Set down the material once more, exactly as it appears.

Start of Data for the task

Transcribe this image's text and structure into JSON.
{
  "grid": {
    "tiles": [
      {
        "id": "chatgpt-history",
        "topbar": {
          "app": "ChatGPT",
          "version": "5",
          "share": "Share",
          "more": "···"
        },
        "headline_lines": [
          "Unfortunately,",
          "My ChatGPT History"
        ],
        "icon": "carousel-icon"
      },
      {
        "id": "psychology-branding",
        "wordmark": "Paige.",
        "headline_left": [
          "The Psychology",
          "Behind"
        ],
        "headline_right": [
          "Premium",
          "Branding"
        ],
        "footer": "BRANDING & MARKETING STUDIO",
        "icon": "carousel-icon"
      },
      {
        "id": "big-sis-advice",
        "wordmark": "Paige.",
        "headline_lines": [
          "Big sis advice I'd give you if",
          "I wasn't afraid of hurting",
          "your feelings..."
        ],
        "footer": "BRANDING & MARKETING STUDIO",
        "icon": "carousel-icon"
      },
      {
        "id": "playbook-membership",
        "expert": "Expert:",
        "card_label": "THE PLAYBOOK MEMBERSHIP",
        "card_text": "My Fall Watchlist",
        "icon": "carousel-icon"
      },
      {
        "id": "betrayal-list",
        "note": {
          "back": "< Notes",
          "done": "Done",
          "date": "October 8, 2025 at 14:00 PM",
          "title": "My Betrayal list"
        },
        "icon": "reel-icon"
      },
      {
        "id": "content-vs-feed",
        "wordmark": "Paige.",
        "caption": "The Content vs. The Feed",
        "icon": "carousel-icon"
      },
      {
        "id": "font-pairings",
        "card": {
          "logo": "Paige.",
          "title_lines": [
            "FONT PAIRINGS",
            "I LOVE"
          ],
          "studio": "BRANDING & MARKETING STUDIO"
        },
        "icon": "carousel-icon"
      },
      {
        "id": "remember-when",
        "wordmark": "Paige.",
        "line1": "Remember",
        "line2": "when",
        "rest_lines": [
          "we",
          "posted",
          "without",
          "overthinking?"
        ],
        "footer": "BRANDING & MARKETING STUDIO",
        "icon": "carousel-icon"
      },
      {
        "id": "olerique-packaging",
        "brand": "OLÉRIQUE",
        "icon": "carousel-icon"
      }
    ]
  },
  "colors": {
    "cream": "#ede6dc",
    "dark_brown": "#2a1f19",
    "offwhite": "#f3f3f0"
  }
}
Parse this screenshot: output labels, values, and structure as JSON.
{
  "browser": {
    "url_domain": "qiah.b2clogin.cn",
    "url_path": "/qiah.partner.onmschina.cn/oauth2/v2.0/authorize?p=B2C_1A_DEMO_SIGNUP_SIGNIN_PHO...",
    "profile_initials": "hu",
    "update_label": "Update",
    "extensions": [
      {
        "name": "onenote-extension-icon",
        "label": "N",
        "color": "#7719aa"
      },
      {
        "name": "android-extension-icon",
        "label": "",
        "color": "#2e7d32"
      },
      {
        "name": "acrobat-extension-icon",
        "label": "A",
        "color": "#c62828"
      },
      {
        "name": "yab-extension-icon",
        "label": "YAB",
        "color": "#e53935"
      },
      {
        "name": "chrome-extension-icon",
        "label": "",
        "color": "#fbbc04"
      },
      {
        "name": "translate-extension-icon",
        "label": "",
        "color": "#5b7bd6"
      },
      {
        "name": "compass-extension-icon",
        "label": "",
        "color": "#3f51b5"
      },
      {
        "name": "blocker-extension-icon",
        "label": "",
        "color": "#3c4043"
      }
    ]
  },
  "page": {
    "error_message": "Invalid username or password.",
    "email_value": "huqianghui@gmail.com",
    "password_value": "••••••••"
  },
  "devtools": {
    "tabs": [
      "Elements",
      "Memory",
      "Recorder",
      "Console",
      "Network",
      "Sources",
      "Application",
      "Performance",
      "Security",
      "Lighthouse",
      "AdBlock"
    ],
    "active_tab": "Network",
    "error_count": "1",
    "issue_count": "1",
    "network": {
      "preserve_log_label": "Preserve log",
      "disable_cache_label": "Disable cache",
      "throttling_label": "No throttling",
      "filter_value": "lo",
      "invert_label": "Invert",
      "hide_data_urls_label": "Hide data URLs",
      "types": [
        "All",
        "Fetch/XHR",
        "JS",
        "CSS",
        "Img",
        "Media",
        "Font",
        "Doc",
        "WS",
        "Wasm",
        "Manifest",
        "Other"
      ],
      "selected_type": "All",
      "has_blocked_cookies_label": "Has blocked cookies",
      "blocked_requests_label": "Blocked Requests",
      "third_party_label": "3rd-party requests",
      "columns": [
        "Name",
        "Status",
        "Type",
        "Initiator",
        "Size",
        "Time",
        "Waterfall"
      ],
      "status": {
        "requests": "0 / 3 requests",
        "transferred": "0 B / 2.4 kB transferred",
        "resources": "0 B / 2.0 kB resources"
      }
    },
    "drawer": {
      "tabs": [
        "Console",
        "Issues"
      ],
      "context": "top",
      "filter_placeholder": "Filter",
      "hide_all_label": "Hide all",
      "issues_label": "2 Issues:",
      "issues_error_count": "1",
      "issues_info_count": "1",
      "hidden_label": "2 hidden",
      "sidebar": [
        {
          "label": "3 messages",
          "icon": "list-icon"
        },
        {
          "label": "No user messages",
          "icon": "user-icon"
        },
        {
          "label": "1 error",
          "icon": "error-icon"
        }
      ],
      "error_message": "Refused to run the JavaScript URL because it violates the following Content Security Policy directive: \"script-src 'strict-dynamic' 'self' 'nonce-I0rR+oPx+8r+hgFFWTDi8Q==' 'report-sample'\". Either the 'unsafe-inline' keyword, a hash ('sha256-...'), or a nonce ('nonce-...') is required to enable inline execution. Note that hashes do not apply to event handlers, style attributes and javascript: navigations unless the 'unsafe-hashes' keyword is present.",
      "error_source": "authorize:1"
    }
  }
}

End of Data for the task

Result below:
Transcribe this image's text and structure into JSON.
{
  "grid": {
    "tiles": [
      {
        "id": "chatgpt-history",
        "topbar": {
          "app": "ChatGPT",
          "version": "5",
          "share": "Share",
          "more": "···"
        },
        "headline_lines": [
          "Unfortunately,",
          "My ChatGPT History"
        ],
        "icon": "carousel-icon"
      },
      {
        "id": "psychology-branding",
        "wordmark": "Paige.",
        "headline_left": [
          "The Psychology",
          "Behind"
        ],
        "headline_right": [
          "Premium",
          "Branding"
        ],
        "footer": "BRANDING & MARKETING STUDIO",
        "icon": "carousel-icon"
      },
      {
        "id": "big-sis-advice",
        "wordmark": "Paige.",
        "headline_lines": [
          "Big sis advice I'd give you if",
          "I wasn't afraid of hurting",
          "your feelings..."
        ],
        "footer": "BRANDING & MARKETING STUDIO",
        "icon": "carousel-icon"
      },
      {
        "id": "playbook-membership",
        "expert": "Expert:",
        "card_label": "THE PLAYBOOK MEMBERSHIP",
        "card_text": "My Fall Watchlist",
        "icon": "carousel-icon"
      },
      {
        "id": "betrayal-list",
        "note": {
          "back": "< Notes",
          "done": "Done",
          "date": "October 8, 2025 at 14:00 PM",
          "title": "My Betrayal list"
        },
        "icon": "reel-icon"
      },
      {
        "id": "content-vs-feed",
        "wordmark": "Paige.",
        "caption": "The Content vs. The Feed",
        "icon": "carousel-icon"
      },
      {
        "id": "font-pairings",
        "card": {
          "logo": "Paige.",
          "title_lines": [
            "FONT PAIRINGS",
            "I LOVE"
          ],
          "studio": "BRANDING & MARKETING STUDIO"
        },
        "icon": "carousel-icon"
      },
      {
        "id": "remember-when",
        "wordmark": "Paige.",
        "line1": "Remember",
        "line2": "when",
        "rest_lines": [
          "we",
          "posted",
          "without",
          "overthinking?"
        ],
        "footer": "BRANDING & MARKETING STUDIO",
        "icon": "carousel-icon"
      },
      {
        "id": "olerique-packaging",
        "brand": "OLÉRIQUE",
        "icon": "carousel-icon"
      }
    ]
  },
  "colors": {
    "cream": "#ede6dc",
    "dark_brown": "#2a1f19",
    "offwhite": "#f3f3f0"
  }
}
Parse this screenshot: output labels, values, and structure as JSON.
{
  "browser": {
    "url_domain": "qiah.b2clogin.cn",
    "url_path": "/qiah.partner.onmschina.cn/oauth2/v2.0/authorize?p=B2C_1A_DEMO_SIGNUP_SIGNIN_PHO...",
    "profile_initials": "hu",
    "update_label": "Update",
    "extensions": [
      {
        "name": "onenote-extension-icon",
        "label": "N",
        "color": "#7719aa"
      },
      {
        "name": "android-extension-icon",
        "label": "",
        "color": "#2e7d32"
      },
      {
        "name": "acrobat-extension-icon",
        "label": "A",
        "color": "#c62828"
      },
      {
        "name": "yab-extension-icon",
        "label": "YAB",
        "color": "#e53935"
      },
      {
        "name": "chrome-extension-icon",
        "label": "",
        "color": "#fbbc04"
      },
      {
        "name": "translate-extension-icon",
        "label": "",
        "color": "#5b7bd6"
      },
      {
        "name": "compass-extension-icon",
        "label": "",
        "color": "#3f51b5"
      },
      {
        "name": "blocker-extension-icon",
        "label": "",
        "color": "#3c4043"
      }
    ]
  },
  "page": {
    "error_message": "Invalid username or password.",
    "email_value": "huqianghui@gmail.com",
    "password_value": "••••••••"
  },
  "devtools": {
    "tabs": [
      "Elements",
      "Memory",
      "Recorder",
      "Console",
      "Network",
      "Sources",
      "Application",
      "Performance",
      "Security",
      "Lighthouse",
      "AdBlock"
    ],
    "active_tab": "Network",
    "error_count": "1",
    "issue_count": "1",
    "network": {
      "preserve_log_label": "Preserve log",
      "disable_cache_label": "Disable cache",
      "throttling_label": "No throttling",
      "filter_value": "lo",
      "invert_label": "Invert",
      "hide_data_urls_label": "Hide data URLs",
      "types": [
        "All",
        "Fetch/XHR",
        "JS",
        "CSS",
        "Img",
        "Media",
        "Font",
        "Doc",
        "WS",
        "Wasm",
        "Manifest",
        "Other"
      ],
      "selected_type": "All",
      "has_blocked_cookies_label": "Has blocked cookies",
      "blocked_requests_label": "Blocked Requests",
      "third_party_label": "3rd-party requests",
      "columns": [
        "Name",
        "Status",
        "Type",
        "Initiator",
        "Size",
        "Time",
        "Waterfall"
      ],
      "status": {
        "requests": "0 / 3 requests",
        "transferred": "0 B / 2.4 kB transferred",
        "resources": "0 B / 2.0 kB resources"
      }
    },
    "drawer": {
      "tabs": [
        "Console",
        "Issues"
      ],
      "context": "top",
      "filter_placeholder": "Filter",
      "hide_all_label": "Hide all",
      "issues_label": "2 Issues:",
      "issues_error_count": "1",
      "issues_info_count": "1",
      "hidden_label": "2 hidden",
      "sidebar": [
        {
          "label": "3 messages",
          "icon": "list-icon"
        },
        {
          "label": "No user messages",
          "icon": "user-icon"
        },
        {
          "label": "1 error",
          "icon": "error-icon"
        }
      ],
      "error_message": "Refused to run the JavaScript URL because it violates the following Content Security Policy directive: \"script-src 'strict-dynamic' 'self' 'nonce-I0rR+oPx+8r+hgFFWTDi8Q==' 'report-sample'\". Either the 'unsafe-inline' keyword, a hash ('sha256-...'), or a nonce ('nonce-...') is required to enable inline execution. Note that hashes do not apply to event handlers, style attributes and javascript: navigations unless the 'unsafe-hashes' keyword is present.",
      "error_source": "authorize:1"
    }
  }
}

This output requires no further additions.